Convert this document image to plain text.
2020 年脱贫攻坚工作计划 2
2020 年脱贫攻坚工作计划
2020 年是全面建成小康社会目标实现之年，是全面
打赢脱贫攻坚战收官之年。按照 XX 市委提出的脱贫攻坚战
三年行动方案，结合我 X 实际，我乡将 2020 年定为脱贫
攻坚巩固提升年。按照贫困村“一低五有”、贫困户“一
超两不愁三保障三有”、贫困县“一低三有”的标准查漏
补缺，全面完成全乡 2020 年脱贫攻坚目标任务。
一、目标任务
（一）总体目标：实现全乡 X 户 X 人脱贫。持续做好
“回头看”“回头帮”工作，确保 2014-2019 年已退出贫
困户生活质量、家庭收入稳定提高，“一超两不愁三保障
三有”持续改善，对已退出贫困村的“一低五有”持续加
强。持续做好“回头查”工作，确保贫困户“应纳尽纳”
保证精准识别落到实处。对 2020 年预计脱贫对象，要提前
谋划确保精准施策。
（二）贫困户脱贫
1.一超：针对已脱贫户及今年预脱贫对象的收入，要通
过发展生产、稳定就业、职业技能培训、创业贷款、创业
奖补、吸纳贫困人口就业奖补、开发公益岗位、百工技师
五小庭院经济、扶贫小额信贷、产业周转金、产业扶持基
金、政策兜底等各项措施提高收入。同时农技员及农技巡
++++++++++
> WHAT TO PRODUCE
Repeat the data precisely, reproducing every entry.

> TASK OUTPUT
Convert this document image to plain text.
2020 年脱贫攻坚工作计划 2
2020 年脱贫攻坚工作计划
2020 年是全面建成小康社会目标实现之年，是全面
打赢脱贫攻坚战收官之年。按照 XX 市委提出的脱贫攻坚战
三年行动方案，结合我 X 实际，我乡将 2020 年定为脱贫
攻坚巩固提升年。按照贫困村“一低五有”、贫困户“一
超两不愁三保障三有”、贫困县“一低三有”的标准查漏
补缺，全面完成全乡 2020 年脱贫攻坚目标任务。
一、目标任务
（一）总体目标：实现全乡 X 户 X 人脱贫。持续做好
“回头看”“回头帮”工作，确保 2014-2019 年已退出贫
困户生活质量、家庭收入稳定提高，“一超两不愁三保障
三有”持续改善，对已退出贫困村的“一低五有”持续加
强。持续做好“回头查”工作，确保贫困户“应纳尽纳”
保证精准识别落到实处。对 2020 年预计脱贫对象，要提前
谋划确保精准施策。
（二）贫困户脱贫
1.一超：针对已脱贫户及今年预脱贫对象的收入，要通
过发展生产、稳定就业、职业技能培训、创业贷款、创业
奖补、吸纳贫困人口就业奖补、开发公益岗位、百工技师
五小庭院经济、扶贫小额信贷、产业周转金、产业扶持基
金、政策兜底等各项措施提高收入。同时农技员及农技巡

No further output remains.